_Exercise goal_. Copy the stretch from the start of the records through the line containing "sale-price-point — [346, 373, 355, 382]", keeping every line unchanged.

Coordinate annotation records:
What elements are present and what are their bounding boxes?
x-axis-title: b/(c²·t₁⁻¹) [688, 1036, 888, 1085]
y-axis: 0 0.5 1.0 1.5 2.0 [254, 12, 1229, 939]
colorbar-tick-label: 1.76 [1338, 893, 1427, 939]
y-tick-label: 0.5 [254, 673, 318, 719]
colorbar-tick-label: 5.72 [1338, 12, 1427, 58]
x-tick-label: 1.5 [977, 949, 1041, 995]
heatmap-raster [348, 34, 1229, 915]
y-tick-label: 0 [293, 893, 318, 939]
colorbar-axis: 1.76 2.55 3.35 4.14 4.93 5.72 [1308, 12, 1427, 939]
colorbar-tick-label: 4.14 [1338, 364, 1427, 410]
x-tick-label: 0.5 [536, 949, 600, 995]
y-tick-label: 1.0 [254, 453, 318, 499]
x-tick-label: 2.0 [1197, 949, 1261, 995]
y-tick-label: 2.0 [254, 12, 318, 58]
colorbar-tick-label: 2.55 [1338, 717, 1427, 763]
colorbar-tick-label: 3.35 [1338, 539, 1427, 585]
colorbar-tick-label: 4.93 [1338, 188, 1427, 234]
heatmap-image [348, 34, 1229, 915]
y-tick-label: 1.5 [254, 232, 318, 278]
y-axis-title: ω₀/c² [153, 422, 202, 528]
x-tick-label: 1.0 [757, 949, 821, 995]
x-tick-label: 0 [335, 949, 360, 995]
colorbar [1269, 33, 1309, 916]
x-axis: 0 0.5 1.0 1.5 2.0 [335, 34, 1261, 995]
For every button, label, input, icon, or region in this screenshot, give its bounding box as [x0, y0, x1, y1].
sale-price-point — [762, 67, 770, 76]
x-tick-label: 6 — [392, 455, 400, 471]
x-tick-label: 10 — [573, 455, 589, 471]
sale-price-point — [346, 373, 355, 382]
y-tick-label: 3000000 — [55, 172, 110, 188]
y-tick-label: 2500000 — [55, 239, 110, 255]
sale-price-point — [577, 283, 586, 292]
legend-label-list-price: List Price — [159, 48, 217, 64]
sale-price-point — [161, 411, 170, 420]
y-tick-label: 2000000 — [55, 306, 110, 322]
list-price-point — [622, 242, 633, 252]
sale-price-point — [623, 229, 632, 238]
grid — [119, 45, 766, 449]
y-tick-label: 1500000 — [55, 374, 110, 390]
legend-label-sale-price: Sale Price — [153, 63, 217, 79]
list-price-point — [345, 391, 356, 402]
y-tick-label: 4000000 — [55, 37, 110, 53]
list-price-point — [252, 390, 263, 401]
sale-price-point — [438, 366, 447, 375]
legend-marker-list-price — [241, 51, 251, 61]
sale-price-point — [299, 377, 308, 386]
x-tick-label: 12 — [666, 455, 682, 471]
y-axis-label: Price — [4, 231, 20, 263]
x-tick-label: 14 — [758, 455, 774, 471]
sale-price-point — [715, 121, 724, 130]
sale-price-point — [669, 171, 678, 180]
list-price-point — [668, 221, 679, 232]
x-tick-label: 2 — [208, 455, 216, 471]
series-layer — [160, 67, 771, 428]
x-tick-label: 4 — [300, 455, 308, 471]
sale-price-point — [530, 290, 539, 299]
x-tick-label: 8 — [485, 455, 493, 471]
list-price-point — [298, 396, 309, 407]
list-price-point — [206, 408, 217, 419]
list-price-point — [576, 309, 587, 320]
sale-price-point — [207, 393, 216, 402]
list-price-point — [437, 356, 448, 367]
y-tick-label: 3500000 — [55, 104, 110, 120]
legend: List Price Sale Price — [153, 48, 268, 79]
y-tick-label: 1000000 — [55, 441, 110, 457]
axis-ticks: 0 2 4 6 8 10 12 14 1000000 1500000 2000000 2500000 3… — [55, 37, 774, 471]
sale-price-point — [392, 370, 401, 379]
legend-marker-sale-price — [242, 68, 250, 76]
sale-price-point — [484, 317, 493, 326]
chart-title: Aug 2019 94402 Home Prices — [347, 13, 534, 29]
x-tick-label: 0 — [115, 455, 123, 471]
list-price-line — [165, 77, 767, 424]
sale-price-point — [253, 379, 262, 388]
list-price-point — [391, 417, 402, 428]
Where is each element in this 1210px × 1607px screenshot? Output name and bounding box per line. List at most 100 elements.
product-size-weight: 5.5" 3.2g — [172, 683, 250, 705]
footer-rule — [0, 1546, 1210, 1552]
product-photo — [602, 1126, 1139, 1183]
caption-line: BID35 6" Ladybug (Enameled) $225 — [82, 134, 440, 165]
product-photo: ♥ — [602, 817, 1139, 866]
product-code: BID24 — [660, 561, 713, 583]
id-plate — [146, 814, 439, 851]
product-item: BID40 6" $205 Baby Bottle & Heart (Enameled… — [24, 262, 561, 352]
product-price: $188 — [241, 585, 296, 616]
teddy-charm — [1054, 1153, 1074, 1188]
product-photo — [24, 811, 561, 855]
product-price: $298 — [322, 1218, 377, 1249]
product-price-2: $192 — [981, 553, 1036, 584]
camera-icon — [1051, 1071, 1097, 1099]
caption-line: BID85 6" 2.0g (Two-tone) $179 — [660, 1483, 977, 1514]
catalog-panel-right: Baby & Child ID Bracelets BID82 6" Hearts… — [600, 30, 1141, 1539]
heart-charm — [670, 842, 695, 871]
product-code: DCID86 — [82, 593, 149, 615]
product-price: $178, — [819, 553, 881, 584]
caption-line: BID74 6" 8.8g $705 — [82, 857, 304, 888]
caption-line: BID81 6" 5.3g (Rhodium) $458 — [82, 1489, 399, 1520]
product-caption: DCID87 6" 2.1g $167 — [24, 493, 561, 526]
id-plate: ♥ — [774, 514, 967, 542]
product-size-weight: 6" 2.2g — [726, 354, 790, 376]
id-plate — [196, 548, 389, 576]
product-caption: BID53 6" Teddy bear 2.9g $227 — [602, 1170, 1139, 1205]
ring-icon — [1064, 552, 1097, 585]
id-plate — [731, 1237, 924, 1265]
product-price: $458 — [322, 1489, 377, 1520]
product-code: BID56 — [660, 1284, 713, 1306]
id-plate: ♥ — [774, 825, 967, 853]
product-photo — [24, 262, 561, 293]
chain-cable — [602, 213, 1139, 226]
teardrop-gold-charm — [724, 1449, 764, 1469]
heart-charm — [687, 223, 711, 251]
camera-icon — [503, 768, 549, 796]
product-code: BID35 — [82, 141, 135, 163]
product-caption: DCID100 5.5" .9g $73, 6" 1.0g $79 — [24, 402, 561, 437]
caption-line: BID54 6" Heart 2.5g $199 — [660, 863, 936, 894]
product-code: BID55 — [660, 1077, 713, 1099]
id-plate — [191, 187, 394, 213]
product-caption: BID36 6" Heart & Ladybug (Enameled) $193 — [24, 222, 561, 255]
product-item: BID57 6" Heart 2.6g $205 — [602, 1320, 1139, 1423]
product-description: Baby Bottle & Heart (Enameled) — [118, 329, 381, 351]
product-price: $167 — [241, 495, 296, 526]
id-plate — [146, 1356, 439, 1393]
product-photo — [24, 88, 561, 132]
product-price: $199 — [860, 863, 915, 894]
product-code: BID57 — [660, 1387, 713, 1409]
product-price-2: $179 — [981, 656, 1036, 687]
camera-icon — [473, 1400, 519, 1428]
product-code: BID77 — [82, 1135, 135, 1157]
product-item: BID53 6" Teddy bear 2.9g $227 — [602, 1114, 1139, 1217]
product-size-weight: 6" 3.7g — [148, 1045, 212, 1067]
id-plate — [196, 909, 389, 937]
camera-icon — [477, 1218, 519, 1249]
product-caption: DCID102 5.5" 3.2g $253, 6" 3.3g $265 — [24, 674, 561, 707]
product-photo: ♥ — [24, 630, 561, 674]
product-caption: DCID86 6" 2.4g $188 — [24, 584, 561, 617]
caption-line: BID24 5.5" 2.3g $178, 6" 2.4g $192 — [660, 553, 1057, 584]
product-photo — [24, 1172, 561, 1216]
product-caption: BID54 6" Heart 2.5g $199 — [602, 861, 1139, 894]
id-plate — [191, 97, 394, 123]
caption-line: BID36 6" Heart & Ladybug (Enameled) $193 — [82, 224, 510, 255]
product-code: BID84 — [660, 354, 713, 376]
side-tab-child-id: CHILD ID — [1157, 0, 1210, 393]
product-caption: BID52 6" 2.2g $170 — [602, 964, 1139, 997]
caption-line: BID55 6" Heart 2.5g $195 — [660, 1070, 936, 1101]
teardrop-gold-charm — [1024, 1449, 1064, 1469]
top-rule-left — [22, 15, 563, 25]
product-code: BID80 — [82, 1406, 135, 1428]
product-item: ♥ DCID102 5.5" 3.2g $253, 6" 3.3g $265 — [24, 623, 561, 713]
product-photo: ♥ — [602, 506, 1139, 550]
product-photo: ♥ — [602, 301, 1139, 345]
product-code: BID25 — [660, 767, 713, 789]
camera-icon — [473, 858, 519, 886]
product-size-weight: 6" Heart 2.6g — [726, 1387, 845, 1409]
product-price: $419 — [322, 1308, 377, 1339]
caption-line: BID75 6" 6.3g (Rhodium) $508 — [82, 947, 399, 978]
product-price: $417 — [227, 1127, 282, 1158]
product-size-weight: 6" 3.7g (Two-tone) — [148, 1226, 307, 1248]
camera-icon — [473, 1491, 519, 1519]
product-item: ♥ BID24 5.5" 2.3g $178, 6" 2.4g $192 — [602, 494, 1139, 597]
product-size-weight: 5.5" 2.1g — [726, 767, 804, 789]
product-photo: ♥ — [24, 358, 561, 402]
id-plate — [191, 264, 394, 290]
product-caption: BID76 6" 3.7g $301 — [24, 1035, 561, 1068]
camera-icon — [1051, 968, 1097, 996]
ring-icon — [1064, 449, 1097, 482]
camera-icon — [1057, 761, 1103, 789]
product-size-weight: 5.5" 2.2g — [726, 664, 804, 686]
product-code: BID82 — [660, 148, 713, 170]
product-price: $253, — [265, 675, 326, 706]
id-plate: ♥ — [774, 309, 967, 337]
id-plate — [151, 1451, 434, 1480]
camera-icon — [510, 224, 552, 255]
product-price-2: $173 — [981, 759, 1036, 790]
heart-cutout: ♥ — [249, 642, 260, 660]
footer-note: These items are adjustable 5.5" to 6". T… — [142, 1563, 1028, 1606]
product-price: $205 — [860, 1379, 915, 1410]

_Task response_.
What elements are present and what are their bounding boxes?
x-axis-title: b/(c²·t₁⁻¹) [688, 1036, 888, 1085]
y-axis: 0 0.5 1.0 1.5 2.0 [254, 12, 1229, 939]
colorbar-tick-label: 1.76 [1338, 893, 1427, 939]
y-tick-label: 0.5 [254, 673, 318, 719]
colorbar-tick-label: 5.72 [1338, 12, 1427, 58]
x-tick-label: 1.5 [977, 949, 1041, 995]
heatmap-raster [348, 34, 1229, 915]
y-tick-label: 0 [293, 893, 318, 939]
colorbar-axis: 1.76 2.55 3.35 4.14 4.93 5.72 [1308, 12, 1427, 939]
colorbar-tick-label: 4.14 [1338, 364, 1427, 410]
x-tick-label: 0.5 [536, 949, 600, 995]
y-tick-label: 1.0 [254, 453, 318, 499]
x-tick-label: 2.0 [1197, 949, 1261, 995]
y-tick-label: 2.0 [254, 12, 318, 58]
colorbar-tick-label: 2.55 [1338, 717, 1427, 763]
colorbar-tick-label: 3.35 [1338, 539, 1427, 585]
colorbar-tick-label: 4.93 [1338, 188, 1427, 234]
heatmap-image [348, 34, 1229, 915]
y-tick-label: 1.5 [254, 232, 318, 278]
y-axis-title: ω₀/c² [153, 422, 202, 528]
x-tick-label: 1.0 [757, 949, 821, 995]
x-tick-label: 0 [335, 949, 360, 995]
colorbar [1269, 33, 1309, 916]
x-axis: 0 0.5 1.0 1.5 2.0 [335, 34, 1261, 995]
For every button, label, input, icon, or region in this screenshot, give its bounding box as [x0, y0, x1, y1].
sale-price-point — [762, 67, 770, 76]
x-tick-label: 6 — [392, 455, 400, 471]
x-tick-label: 10 — [573, 455, 589, 471]
sale-price-point — [346, 373, 355, 382]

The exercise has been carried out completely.